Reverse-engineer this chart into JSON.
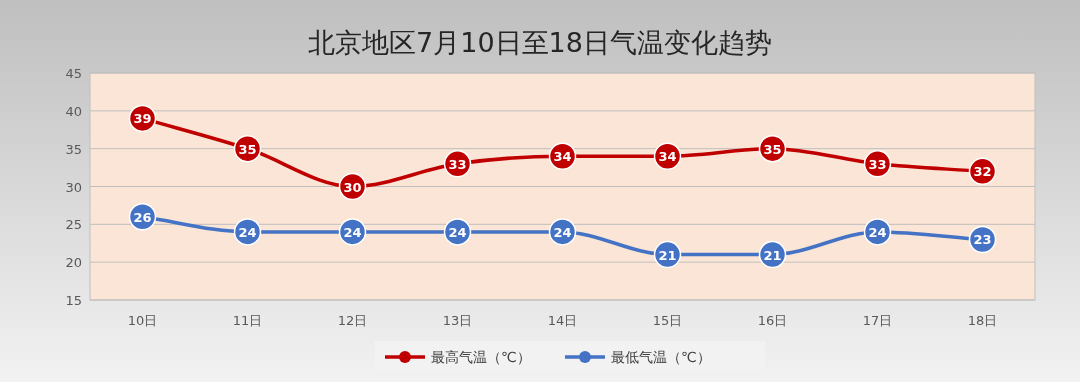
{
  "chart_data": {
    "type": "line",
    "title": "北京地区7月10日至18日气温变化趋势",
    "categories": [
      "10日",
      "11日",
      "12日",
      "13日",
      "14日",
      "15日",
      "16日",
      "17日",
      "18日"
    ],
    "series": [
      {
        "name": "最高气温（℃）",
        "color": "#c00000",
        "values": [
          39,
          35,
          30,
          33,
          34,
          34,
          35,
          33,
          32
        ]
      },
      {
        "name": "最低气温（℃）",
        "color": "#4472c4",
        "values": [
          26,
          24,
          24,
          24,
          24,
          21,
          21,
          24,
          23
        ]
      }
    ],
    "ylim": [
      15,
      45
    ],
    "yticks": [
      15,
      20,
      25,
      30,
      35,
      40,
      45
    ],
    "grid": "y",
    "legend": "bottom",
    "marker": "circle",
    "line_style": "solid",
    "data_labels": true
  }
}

***

» Task instructions: An exact transcription of all the entries is required, without the pictures.

» Solution to the exercise:
Reverse-engineer this chart into JSON.
{
  "chart_data": {
    "type": "line",
    "title": "北京地区7月10日至18日气温变化趋势",
    "categories": [
      "10日",
      "11日",
      "12日",
      "13日",
      "14日",
      "15日",
      "16日",
      "17日",
      "18日"
    ],
    "series": [
      {
        "name": "最高气温（℃）",
        "color": "#c00000",
        "values": [
          39,
          35,
          30,
          33,
          34,
          34,
          35,
          33,
          32
        ]
      },
      {
        "name": "最低气温（℃）",
        "color": "#4472c4",
        "values": [
          26,
          24,
          24,
          24,
          24,
          21,
          21,
          24,
          23
        ]
      }
    ],
    "ylim": [
      15,
      45
    ],
    "yticks": [
      15,
      20,
      25,
      30,
      35,
      40,
      45
    ],
    "grid": "y",
    "legend": "bottom",
    "marker": "circle",
    "line_style": "solid",
    "data_labels": true
  }
}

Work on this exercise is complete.